## TASK OBJECTIVE
Select and copy out every line in the records containing "left".
____ TASK INPUTS
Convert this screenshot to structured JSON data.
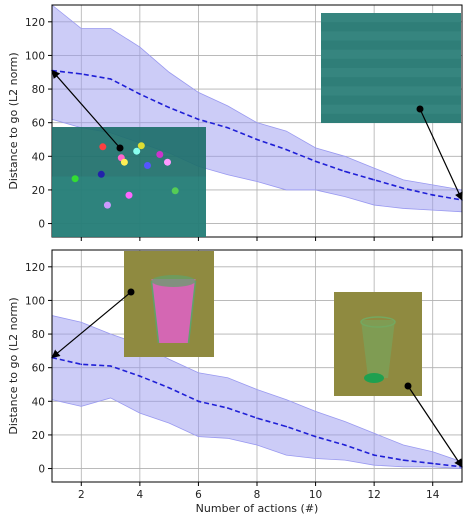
{
  "chart_data": [
    {
      "type": "line",
      "ylabel": "Distance to go (L2 norm)",
      "xlim": [
        1,
        15
      ],
      "ylim": [
        -8,
        130
      ],
      "xticks": [
        2,
        4,
        6,
        8,
        10,
        12,
        14
      ],
      "yticks": [
        0,
        20,
        40,
        60,
        80,
        100,
        120
      ],
      "grid": true,
      "x": [
        1,
        2,
        3,
        4,
        5,
        6,
        7,
        8,
        9,
        10,
        11,
        12,
        13,
        14,
        15
      ],
      "series": [
        {
          "values": [
            91,
            89,
            86,
            77,
            69,
            62,
            57,
            50,
            44,
            37,
            31,
            26,
            21,
            17,
            14
          ],
          "lower": [
            62,
            57,
            54,
            48,
            42,
            34,
            29,
            25,
            20,
            20,
            16,
            11,
            9,
            8,
            7
          ],
          "upper": [
            130,
            116,
            116,
            105,
            90,
            78,
            70,
            60,
            55,
            45,
            40,
            33,
            26,
            23,
            20
          ]
        }
      ],
      "colors": {
        "line": "#1f1fd6",
        "band": "#9999f0"
      },
      "insets": [
        {
          "description": "cluttered scene with many colored objects",
          "position": "lower-left",
          "palette": [
            "#1d6f6a",
            "#2e8b84",
            "#e8e8ff"
          ]
        },
        {
          "description": "empty scene",
          "position": "upper-right",
          "palette": [
            "#2f7e78",
            "#4a9a92",
            "#3a8c85"
          ]
        }
      ]
    },
    {
      "type": "line",
      "xlabel": "Number of actions (#)",
      "ylabel": "Distance to go (L2 norm)",
      "xlim": [
        1,
        15
      ],
      "ylim": [
        -8,
        130
      ],
      "xticks": [
        2,
        4,
        6,
        8,
        10,
        12,
        14
      ],
      "yticks": [
        0,
        20,
        40,
        60,
        80,
        100,
        120
      ],
      "grid": true,
      "x": [
        1,
        2,
        3,
        4,
        5,
        6,
        7,
        8,
        9,
        10,
        11,
        12,
        13,
        14,
        15
      ],
      "series": [
        {
          "values": [
            66,
            62,
            61,
            55,
            48,
            40,
            36,
            30,
            25,
            19,
            14,
            8,
            5,
            3,
            1
          ],
          "lower": [
            41,
            37,
            42,
            33,
            27,
            19,
            18,
            14,
            8,
            6,
            5,
            2,
            1,
            1,
            0
          ],
          "upper": [
            91,
            87,
            80,
            74,
            65,
            57,
            54,
            47,
            41,
            34,
            28,
            21,
            14,
            10,
            4
          ]
        }
      ],
      "colors": {
        "line": "#1f1fd6",
        "band": "#9999f0"
      },
      "insets": [
        {
          "description": "glass filled with pink balls",
          "position": "upper-left",
          "palette": [
            "#8f8a40",
            "#e060c8",
            "#5fa36a"
          ]
        },
        {
          "description": "empty glass",
          "position": "right",
          "palette": [
            "#8f8a40",
            "#74a860",
            "#1fa050"
          ]
        }
      ]
    }
  ]
}
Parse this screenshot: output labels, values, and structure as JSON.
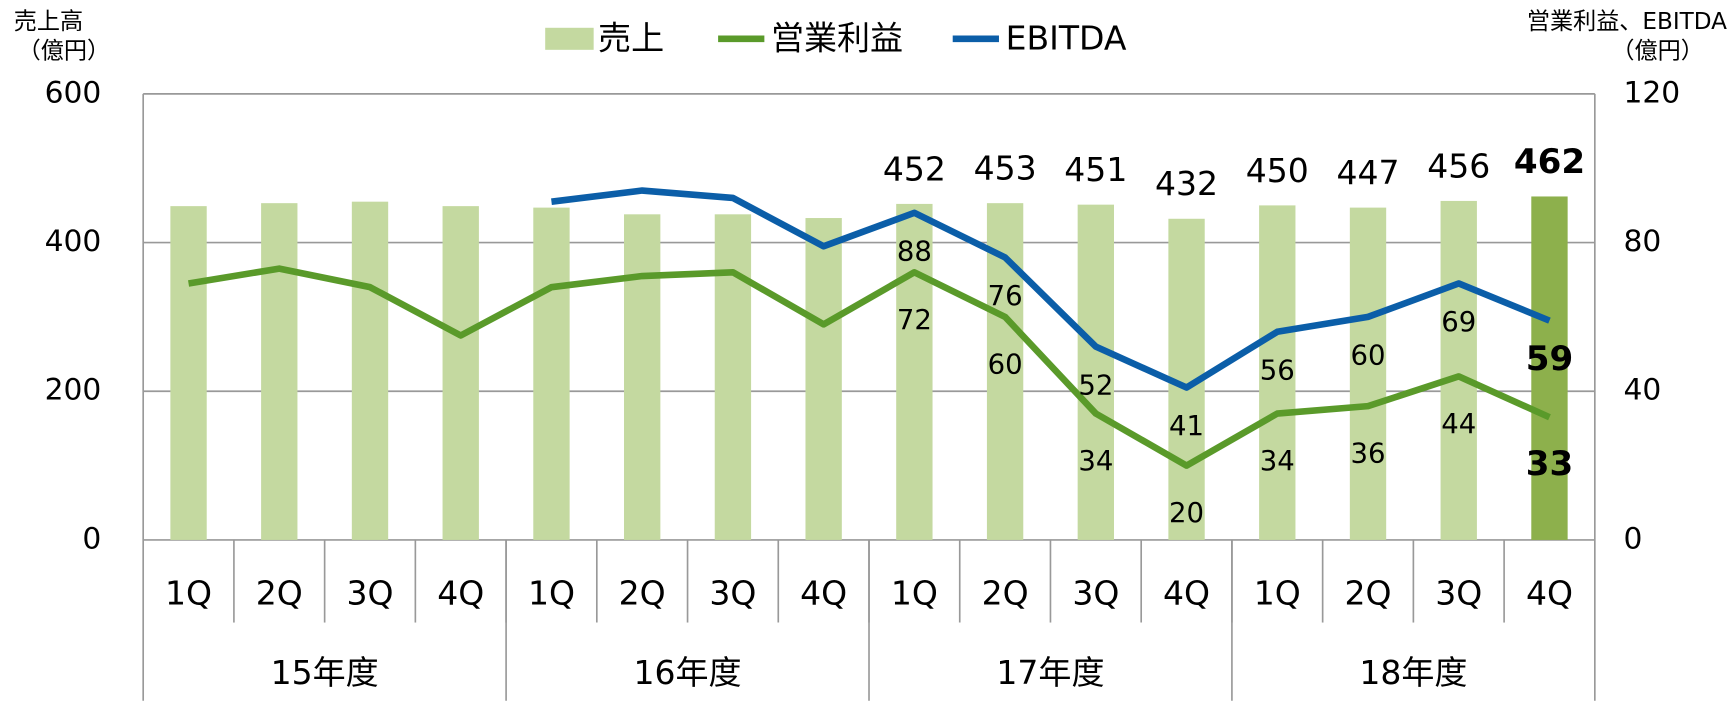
{
  "chart_data": {
    "type": "bar-line-combo",
    "legend_position": "top",
    "y_axis_label": [
      "売上高",
      "（億円）"
    ],
    "y2_axis_label": [
      "営業利益、EBITDA",
      "（億円）"
    ],
    "categories": [
      "1Q",
      "2Q",
      "3Q",
      "4Q",
      "1Q",
      "2Q",
      "3Q",
      "4Q",
      "1Q",
      "2Q",
      "3Q",
      "4Q",
      "1Q",
      "2Q",
      "3Q",
      "4Q"
    ],
    "groups": [
      {
        "label": "15年度",
        "span": 4
      },
      {
        "label": "16年度",
        "span": 4
      },
      {
        "label": "17年度",
        "span": 4
      },
      {
        "label": "18年度",
        "span": 4
      }
    ],
    "ylim": [
      0,
      600
    ],
    "yticks": [
      0,
      200,
      400,
      600
    ],
    "y2lim": [
      0,
      120
    ],
    "y2ticks": [
      0,
      40,
      80,
      120
    ],
    "grid": true,
    "series": [
      {
        "name": "売上",
        "kind": "bar",
        "color": "#c4d9a0",
        "colors": [
          "#c4d9a0",
          "#c4d9a0",
          "#c4d9a0",
          "#c4d9a0",
          "#c4d9a0",
          "#c4d9a0",
          "#c4d9a0",
          "#c4d9a0",
          "#c4d9a0",
          "#c4d9a0",
          "#c4d9a0",
          "#c4d9a0",
          "#c4d9a0",
          "#c4d9a0",
          "#c4d9a0",
          "#8db04c"
        ],
        "values": [
          449,
          453,
          455,
          449,
          447,
          438,
          438,
          433,
          452,
          453,
          451,
          432,
          450,
          447,
          456,
          462
        ],
        "value_labels": [
          null,
          null,
          null,
          null,
          null,
          null,
          null,
          null,
          "452",
          "453",
          "451",
          "432",
          "450",
          "447",
          "456",
          "462"
        ]
      },
      {
        "name": "営業利益",
        "kind": "line",
        "axis": "y2",
        "color": "#5a9a2a",
        "values": [
          69,
          73,
          68,
          55,
          68,
          71,
          72,
          58,
          72,
          60,
          34,
          20,
          34,
          36,
          44,
          33
        ],
        "value_labels": [
          null,
          null,
          null,
          null,
          null,
          null,
          null,
          null,
          "72",
          "60",
          "34",
          "20",
          "34",
          "36",
          "44",
          "33"
        ]
      },
      {
        "name": "EBITDA",
        "kind": "line",
        "axis": "y2",
        "color": "#0b5ea8",
        "values": [
          null,
          null,
          null,
          null,
          91,
          94,
          92,
          79,
          88,
          76,
          52,
          41,
          56,
          60,
          69,
          59
        ],
        "value_labels": [
          null,
          null,
          null,
          null,
          null,
          null,
          null,
          null,
          "88",
          "76",
          "52",
          "41",
          "56",
          "60",
          "69",
          "59"
        ]
      }
    ]
  }
}
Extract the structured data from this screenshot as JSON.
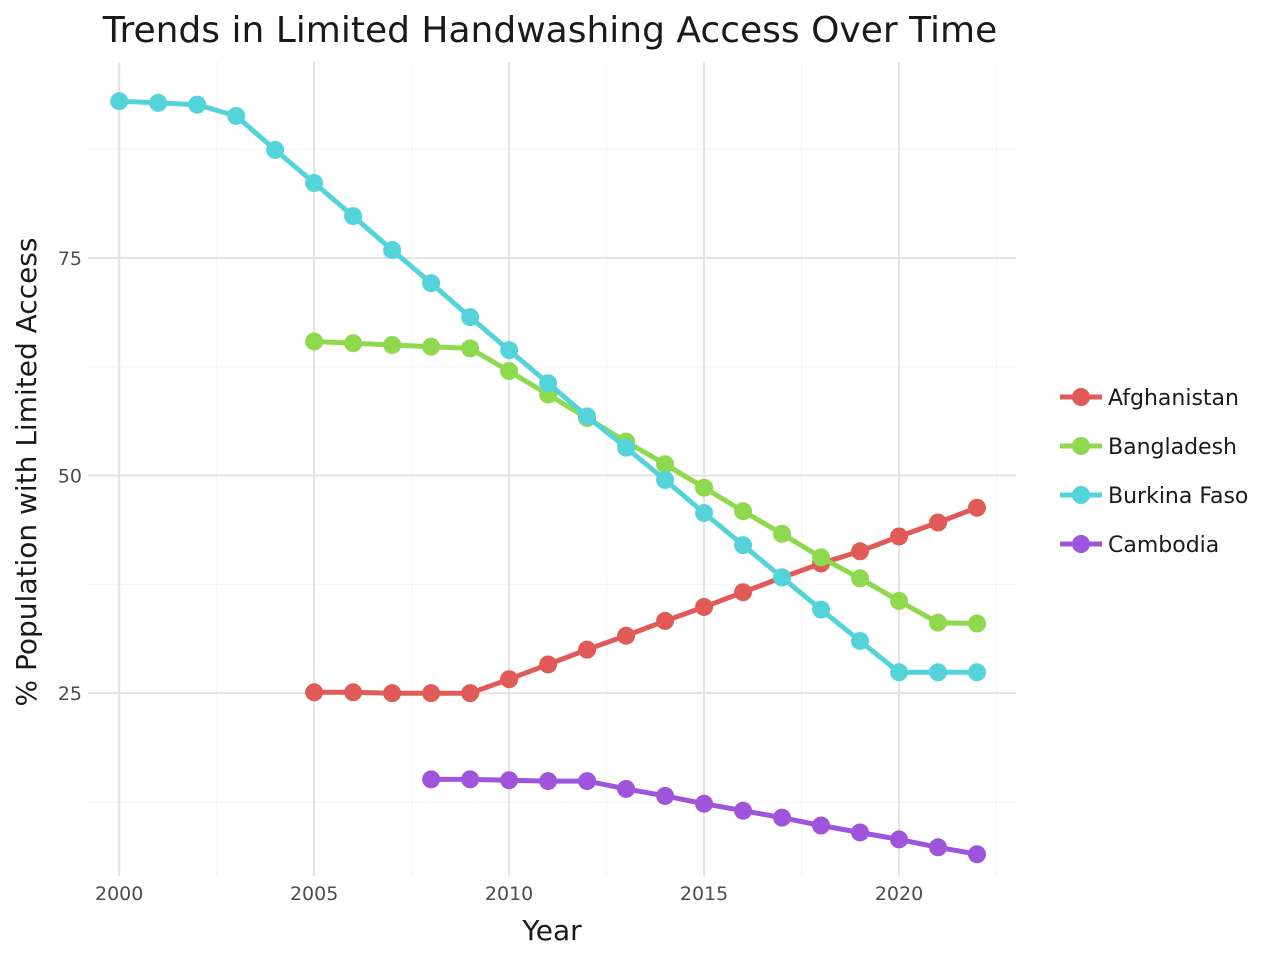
{
  "chart_data": {
    "type": "line",
    "title": "Trends in Limited Handwashing Access Over Time",
    "xlabel": "Year",
    "ylabel": "% Population with Limited Access",
    "xlim": [
      1999.2,
      2023.0
    ],
    "ylim": [
      4.0,
      97.5
    ],
    "x_ticks": [
      2000,
      2005,
      2010,
      2015,
      2020
    ],
    "y_ticks": [
      25,
      50,
      75
    ],
    "grid": true,
    "legend_position": "right",
    "series": [
      {
        "name": "Afghanistan",
        "color": "#e05b57",
        "x": [
          2005,
          2006,
          2007,
          2008,
          2009,
          2010,
          2011,
          2012,
          2013,
          2014,
          2015,
          2016,
          2017,
          2018,
          2019,
          2020,
          2021,
          2022
        ],
        "values": [
          25.1,
          25.1,
          25.0,
          25.0,
          25.0,
          26.6,
          28.3,
          30.0,
          31.6,
          33.3,
          34.9,
          36.6,
          38.3,
          39.9,
          41.3,
          43.0,
          44.6,
          46.3
        ]
      },
      {
        "name": "Bangladesh",
        "color": "#8fd94e",
        "x": [
          2005,
          2006,
          2007,
          2008,
          2009,
          2010,
          2011,
          2012,
          2013,
          2014,
          2015,
          2016,
          2017,
          2018,
          2019,
          2020,
          2021,
          2022
        ],
        "values": [
          65.4,
          65.2,
          65.0,
          64.8,
          64.6,
          62.0,
          59.3,
          56.6,
          53.9,
          51.3,
          48.6,
          45.9,
          43.3,
          40.6,
          38.2,
          35.6,
          33.1,
          33.0
        ]
      },
      {
        "name": "Burkina Faso",
        "color": "#55d3db",
        "x": [
          2000,
          2001,
          2002,
          2003,
          2004,
          2005,
          2006,
          2007,
          2008,
          2009,
          2010,
          2011,
          2012,
          2013,
          2014,
          2015,
          2016,
          2017,
          2018,
          2019,
          2020,
          2021,
          2022
        ],
        "values": [
          93.0,
          92.8,
          92.6,
          91.3,
          87.4,
          83.6,
          79.8,
          75.9,
          72.1,
          68.2,
          64.4,
          60.6,
          56.8,
          53.2,
          49.5,
          45.7,
          42.0,
          38.3,
          34.6,
          31.0,
          27.4,
          27.4,
          27.4
        ]
      },
      {
        "name": "Cambodia",
        "color": "#9f54dc",
        "x": [
          2008,
          2009,
          2010,
          2011,
          2012,
          2013,
          2014,
          2015,
          2016,
          2017,
          2018,
          2019,
          2020,
          2021,
          2022
        ],
        "values": [
          15.1,
          15.1,
          15.0,
          14.9,
          14.9,
          14.0,
          13.2,
          12.3,
          11.5,
          10.7,
          9.8,
          9.0,
          8.2,
          7.3,
          6.5
        ]
      }
    ]
  }
}
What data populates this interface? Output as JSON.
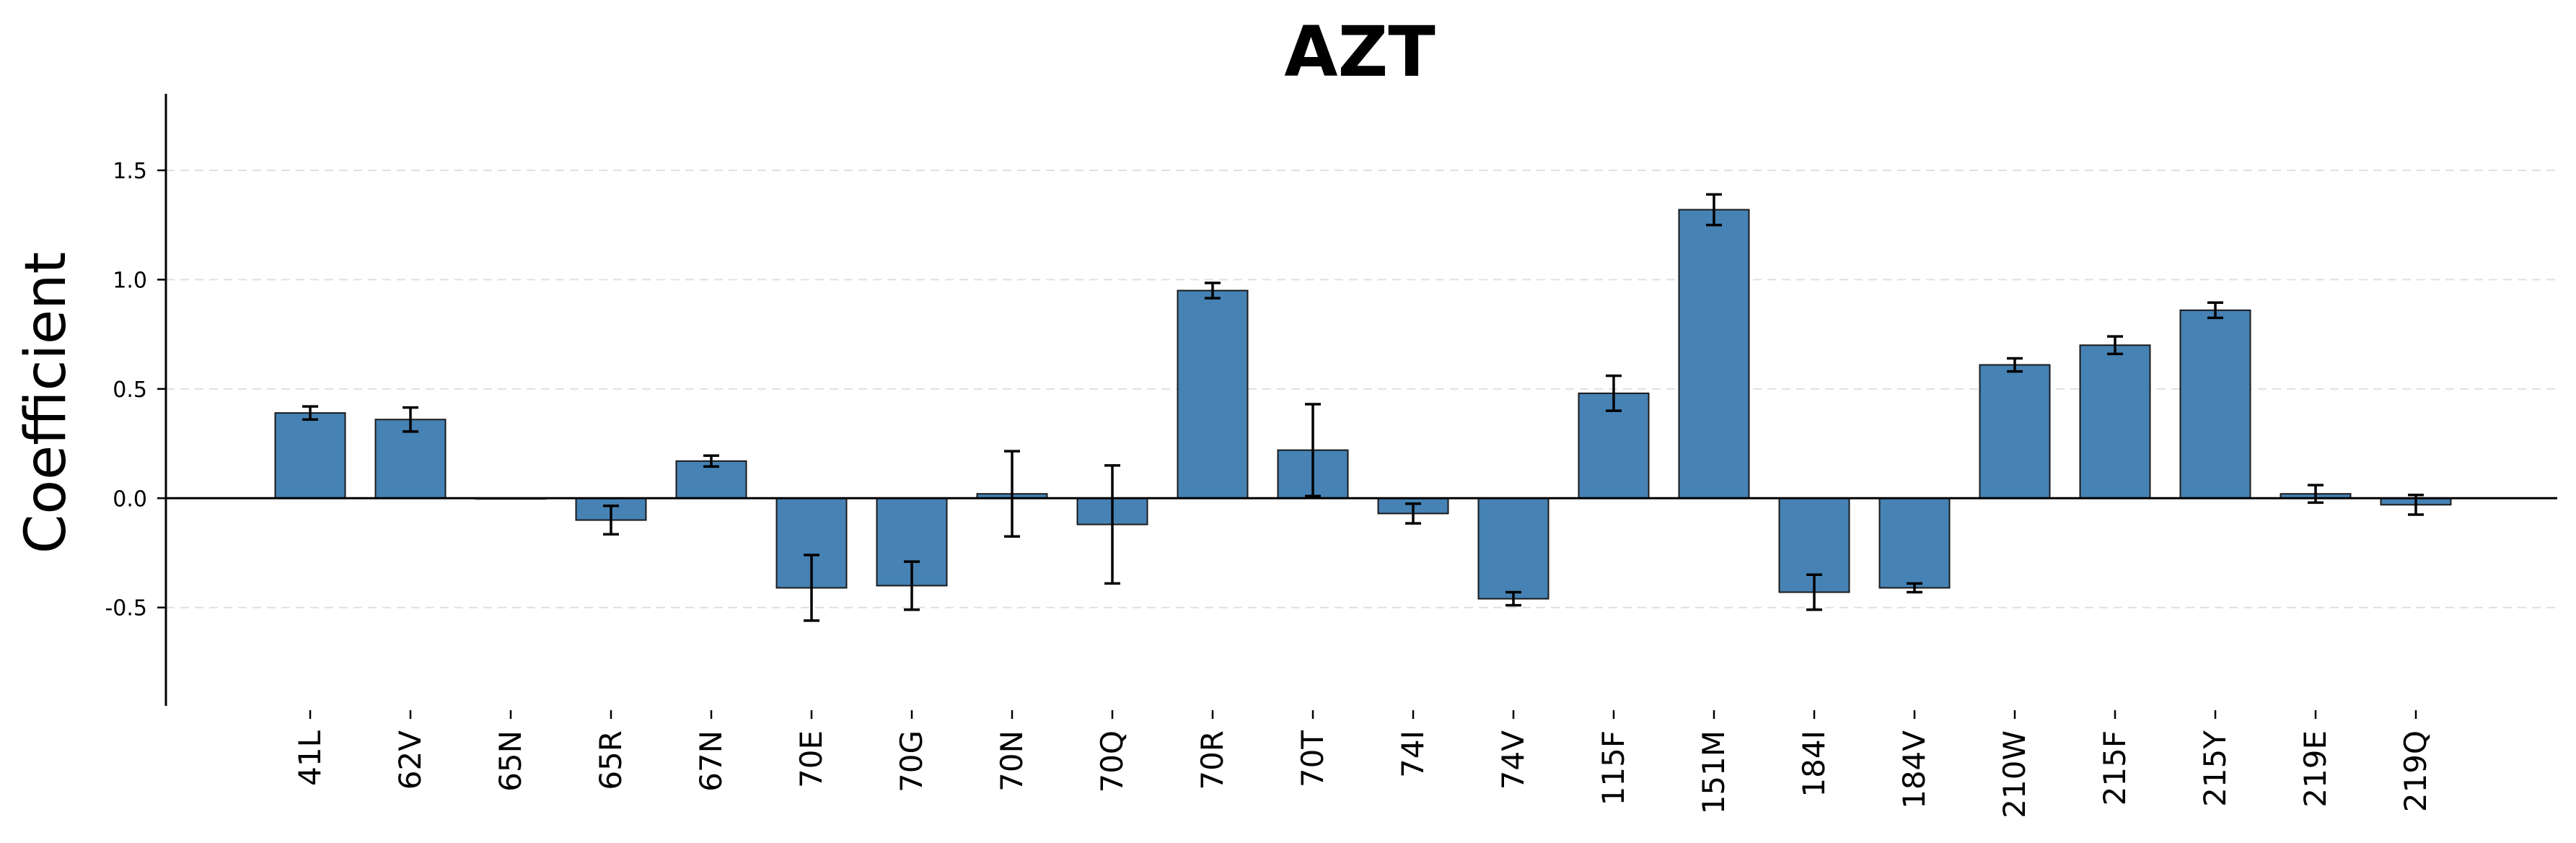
________
## RESULT OF THIS EXERCISE
          "position": "lower-left",
          "position": "upper-left",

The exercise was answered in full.